_Aim:_
Records follow. Pull out every line that contains "xlabel".

_Material supplied:_
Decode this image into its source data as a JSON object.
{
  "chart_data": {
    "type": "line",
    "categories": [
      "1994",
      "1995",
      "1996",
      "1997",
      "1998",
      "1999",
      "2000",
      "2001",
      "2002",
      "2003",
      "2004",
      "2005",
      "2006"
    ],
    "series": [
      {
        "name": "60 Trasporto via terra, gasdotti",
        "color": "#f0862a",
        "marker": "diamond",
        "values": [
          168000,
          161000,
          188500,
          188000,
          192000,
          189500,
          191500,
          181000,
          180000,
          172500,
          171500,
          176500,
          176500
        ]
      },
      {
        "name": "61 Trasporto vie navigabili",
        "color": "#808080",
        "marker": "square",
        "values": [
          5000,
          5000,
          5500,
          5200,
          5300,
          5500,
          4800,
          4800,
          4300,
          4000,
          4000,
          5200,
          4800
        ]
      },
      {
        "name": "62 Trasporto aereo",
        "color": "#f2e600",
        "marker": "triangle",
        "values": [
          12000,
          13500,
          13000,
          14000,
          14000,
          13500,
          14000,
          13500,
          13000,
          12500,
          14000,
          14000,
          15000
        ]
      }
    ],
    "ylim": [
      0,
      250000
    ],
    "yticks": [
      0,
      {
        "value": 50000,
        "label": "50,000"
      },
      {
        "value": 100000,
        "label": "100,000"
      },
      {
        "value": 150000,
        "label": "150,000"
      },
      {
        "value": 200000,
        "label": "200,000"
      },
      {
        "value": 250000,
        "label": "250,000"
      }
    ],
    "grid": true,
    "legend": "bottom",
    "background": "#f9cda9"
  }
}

* * *

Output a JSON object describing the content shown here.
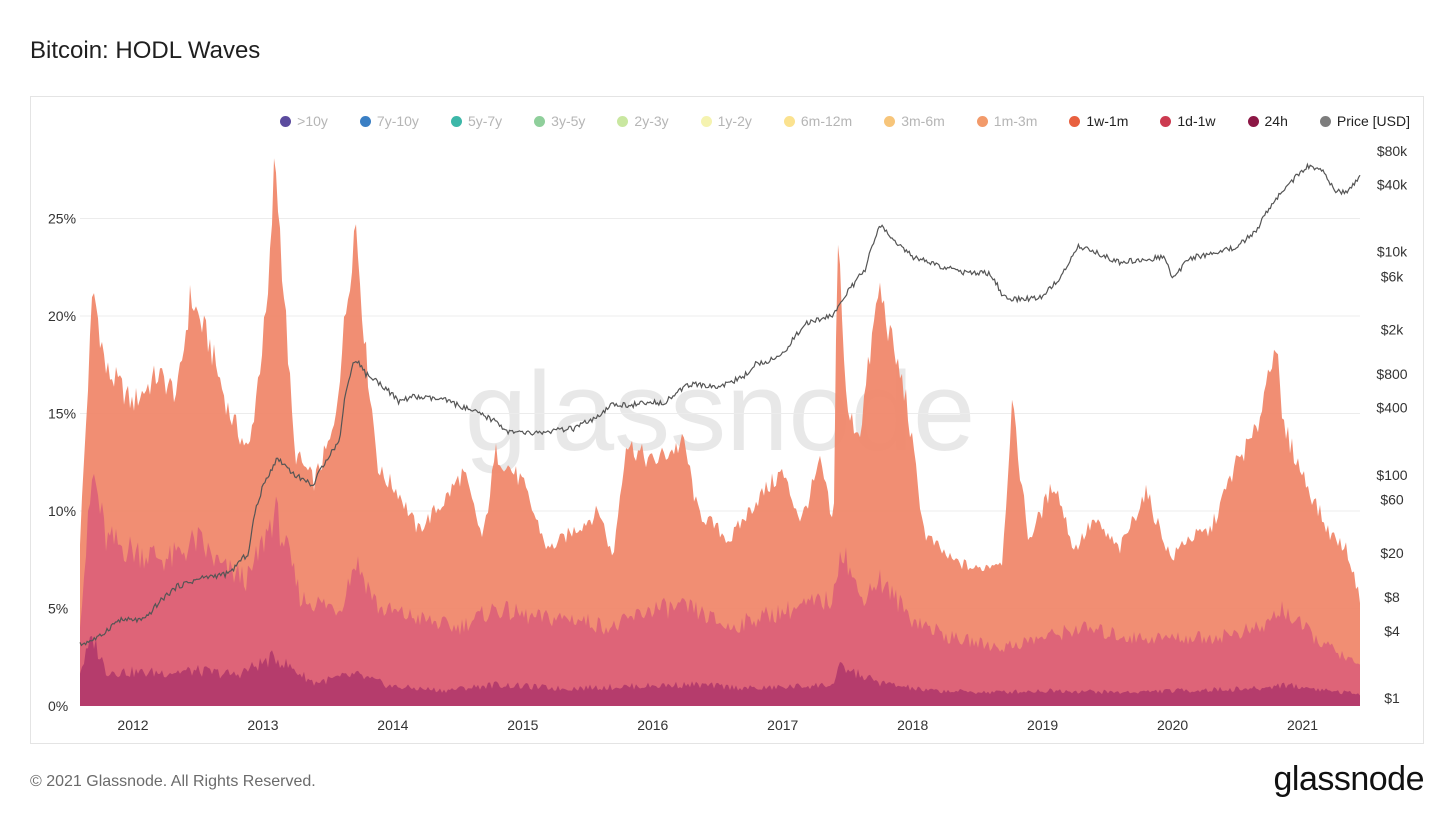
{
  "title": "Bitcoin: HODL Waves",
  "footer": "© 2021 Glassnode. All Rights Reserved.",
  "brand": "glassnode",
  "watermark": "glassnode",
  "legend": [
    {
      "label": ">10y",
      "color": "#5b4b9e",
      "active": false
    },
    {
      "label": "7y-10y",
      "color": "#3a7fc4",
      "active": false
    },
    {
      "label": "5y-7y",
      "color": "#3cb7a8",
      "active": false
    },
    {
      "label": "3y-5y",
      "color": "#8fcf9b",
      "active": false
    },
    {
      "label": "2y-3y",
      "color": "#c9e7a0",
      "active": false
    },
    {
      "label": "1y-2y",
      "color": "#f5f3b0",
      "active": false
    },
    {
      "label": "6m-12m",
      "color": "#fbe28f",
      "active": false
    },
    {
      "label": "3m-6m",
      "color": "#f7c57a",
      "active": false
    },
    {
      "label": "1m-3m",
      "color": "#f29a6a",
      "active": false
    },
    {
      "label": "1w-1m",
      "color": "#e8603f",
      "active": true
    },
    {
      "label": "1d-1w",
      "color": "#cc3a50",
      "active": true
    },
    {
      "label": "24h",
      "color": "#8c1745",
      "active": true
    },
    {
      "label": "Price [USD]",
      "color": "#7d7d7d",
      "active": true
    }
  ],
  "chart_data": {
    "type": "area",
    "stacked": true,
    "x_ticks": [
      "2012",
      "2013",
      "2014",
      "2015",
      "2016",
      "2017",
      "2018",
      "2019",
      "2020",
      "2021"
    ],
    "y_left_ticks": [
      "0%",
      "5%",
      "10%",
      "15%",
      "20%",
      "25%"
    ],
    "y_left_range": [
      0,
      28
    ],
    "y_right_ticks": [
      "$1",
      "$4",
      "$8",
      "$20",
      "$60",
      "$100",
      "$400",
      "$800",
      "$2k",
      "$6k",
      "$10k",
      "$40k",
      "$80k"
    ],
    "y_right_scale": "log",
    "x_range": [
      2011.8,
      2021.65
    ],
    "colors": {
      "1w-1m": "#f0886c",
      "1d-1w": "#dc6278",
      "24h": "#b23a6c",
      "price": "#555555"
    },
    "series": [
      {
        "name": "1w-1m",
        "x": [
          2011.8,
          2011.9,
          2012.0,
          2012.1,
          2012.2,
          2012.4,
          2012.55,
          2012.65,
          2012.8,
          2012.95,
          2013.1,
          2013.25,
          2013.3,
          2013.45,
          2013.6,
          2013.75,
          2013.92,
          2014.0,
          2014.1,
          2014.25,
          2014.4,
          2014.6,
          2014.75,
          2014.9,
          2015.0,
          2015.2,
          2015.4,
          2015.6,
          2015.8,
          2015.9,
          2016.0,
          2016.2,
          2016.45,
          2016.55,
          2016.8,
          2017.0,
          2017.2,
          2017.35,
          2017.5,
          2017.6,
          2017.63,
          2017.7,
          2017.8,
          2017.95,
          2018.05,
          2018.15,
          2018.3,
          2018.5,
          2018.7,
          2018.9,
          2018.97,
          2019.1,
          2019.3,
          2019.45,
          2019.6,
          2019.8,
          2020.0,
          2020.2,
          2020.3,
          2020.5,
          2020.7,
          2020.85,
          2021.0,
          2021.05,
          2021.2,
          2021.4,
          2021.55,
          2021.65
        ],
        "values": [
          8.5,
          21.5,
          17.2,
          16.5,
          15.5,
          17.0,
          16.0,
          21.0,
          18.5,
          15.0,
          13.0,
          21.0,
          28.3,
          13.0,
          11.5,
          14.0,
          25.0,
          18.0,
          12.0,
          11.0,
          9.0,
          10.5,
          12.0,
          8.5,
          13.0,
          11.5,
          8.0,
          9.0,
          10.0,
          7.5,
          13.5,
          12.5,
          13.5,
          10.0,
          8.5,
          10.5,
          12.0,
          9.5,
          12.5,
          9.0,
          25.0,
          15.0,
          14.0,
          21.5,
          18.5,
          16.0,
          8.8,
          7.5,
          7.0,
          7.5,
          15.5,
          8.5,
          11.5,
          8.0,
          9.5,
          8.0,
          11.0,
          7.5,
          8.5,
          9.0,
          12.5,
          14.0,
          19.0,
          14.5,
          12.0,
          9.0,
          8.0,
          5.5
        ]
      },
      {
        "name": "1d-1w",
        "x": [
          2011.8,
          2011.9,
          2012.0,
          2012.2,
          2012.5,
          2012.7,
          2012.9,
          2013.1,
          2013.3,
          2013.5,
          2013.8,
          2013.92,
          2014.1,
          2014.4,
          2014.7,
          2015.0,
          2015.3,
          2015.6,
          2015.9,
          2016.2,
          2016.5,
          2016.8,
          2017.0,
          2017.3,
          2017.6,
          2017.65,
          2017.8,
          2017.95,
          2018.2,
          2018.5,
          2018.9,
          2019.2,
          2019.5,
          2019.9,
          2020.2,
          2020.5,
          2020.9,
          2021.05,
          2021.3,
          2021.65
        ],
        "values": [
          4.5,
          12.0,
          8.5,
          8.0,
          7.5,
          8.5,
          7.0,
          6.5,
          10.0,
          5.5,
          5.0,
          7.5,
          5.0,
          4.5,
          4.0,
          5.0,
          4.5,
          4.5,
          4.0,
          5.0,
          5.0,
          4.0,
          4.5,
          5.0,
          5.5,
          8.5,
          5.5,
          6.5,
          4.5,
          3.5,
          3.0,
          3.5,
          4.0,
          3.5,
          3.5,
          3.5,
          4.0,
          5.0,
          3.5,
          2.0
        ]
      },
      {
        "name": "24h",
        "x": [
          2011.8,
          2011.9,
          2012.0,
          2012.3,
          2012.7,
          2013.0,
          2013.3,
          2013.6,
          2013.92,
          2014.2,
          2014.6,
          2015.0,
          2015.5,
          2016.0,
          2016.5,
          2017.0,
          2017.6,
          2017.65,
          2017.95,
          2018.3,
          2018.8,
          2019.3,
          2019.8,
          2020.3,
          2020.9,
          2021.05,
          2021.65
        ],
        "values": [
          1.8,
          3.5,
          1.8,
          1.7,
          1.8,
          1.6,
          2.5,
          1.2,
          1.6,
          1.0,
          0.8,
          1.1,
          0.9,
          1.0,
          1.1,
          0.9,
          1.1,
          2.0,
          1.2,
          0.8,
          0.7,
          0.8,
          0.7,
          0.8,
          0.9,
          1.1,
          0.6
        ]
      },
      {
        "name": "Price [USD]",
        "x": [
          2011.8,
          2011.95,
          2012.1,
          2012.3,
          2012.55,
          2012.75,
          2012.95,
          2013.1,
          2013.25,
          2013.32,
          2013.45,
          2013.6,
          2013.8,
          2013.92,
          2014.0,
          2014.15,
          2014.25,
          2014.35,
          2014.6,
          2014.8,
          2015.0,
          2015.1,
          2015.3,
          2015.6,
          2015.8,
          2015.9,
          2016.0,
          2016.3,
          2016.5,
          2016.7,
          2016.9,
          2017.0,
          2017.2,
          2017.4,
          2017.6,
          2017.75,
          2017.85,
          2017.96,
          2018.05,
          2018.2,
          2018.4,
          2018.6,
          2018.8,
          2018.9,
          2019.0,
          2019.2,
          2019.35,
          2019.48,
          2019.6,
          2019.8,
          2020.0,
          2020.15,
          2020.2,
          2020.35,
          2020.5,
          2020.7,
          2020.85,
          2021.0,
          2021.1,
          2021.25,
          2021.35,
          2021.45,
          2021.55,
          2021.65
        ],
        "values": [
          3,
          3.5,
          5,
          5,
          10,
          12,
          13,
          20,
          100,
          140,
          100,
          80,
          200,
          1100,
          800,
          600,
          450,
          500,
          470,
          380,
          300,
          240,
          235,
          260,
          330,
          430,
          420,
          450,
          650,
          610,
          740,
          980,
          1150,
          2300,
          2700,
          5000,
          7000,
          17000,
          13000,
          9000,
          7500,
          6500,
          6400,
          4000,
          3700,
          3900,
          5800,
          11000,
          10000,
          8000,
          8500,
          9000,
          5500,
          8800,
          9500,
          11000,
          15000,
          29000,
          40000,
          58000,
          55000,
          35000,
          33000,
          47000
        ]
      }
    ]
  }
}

...

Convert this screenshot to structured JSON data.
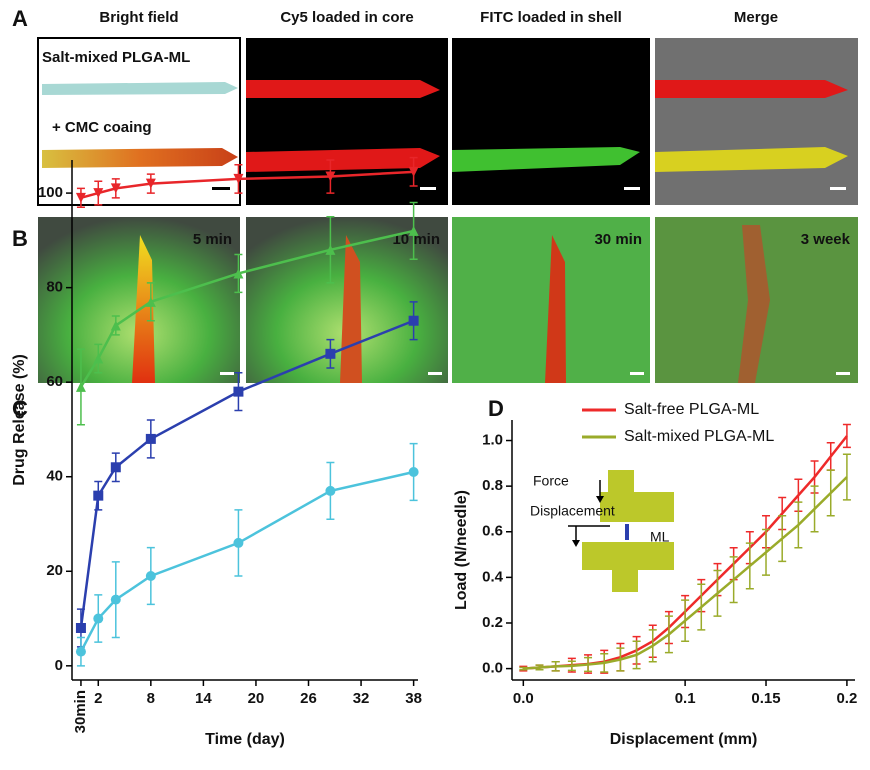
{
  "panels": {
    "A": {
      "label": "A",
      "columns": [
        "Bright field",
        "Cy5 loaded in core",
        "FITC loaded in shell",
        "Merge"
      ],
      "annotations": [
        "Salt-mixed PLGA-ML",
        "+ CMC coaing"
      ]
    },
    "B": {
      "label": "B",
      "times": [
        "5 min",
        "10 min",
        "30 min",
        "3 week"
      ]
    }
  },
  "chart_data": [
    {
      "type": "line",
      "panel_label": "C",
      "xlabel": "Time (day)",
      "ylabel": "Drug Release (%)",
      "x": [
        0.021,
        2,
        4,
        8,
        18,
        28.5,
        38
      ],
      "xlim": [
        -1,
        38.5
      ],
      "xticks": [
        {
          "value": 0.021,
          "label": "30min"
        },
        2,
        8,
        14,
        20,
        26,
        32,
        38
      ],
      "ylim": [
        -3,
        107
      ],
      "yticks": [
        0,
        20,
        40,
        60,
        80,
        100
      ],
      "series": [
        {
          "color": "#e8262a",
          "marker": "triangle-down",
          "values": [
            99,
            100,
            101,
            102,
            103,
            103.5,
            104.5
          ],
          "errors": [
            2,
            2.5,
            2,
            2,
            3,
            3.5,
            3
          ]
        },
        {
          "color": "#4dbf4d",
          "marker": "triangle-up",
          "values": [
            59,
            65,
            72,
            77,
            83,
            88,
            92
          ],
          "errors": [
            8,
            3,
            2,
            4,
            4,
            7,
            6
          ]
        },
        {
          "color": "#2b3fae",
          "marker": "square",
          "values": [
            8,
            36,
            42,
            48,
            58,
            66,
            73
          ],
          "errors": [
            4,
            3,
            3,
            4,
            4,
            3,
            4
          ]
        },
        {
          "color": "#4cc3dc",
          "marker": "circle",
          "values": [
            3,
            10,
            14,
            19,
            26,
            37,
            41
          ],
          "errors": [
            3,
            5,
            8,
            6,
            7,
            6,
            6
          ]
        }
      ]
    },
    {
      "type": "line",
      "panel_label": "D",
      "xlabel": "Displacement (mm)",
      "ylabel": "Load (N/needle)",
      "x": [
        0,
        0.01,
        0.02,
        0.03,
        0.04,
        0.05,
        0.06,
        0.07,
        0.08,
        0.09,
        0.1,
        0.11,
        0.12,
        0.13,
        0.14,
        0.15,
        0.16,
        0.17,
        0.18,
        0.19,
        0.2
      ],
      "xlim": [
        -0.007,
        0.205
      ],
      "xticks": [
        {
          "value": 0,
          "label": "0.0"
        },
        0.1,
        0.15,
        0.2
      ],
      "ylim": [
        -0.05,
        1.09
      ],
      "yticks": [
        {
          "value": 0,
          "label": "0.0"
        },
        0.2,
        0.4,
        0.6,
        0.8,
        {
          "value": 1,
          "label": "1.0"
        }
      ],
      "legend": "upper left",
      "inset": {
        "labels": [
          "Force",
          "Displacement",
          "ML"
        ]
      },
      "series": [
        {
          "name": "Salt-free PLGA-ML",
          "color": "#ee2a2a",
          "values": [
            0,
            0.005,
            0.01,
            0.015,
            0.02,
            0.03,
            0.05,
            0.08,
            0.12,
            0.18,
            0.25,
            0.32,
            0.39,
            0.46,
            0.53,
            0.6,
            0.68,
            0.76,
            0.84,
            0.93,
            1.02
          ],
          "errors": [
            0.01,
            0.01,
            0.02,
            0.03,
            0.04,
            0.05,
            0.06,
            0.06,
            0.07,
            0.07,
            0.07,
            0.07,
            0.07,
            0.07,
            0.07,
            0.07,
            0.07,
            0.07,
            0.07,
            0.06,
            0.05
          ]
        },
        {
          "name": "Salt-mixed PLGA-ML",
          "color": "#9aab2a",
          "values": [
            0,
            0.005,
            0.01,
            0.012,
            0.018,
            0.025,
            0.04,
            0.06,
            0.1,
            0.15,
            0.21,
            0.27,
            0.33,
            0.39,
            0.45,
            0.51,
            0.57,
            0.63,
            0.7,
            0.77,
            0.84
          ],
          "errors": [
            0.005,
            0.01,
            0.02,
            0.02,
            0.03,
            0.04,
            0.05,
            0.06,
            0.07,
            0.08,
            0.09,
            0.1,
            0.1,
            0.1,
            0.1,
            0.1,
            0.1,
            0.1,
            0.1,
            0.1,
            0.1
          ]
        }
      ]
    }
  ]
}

_Correct output:_
      "xlabel": "Time (day)",
      "xlabel": "Displacement (mm)",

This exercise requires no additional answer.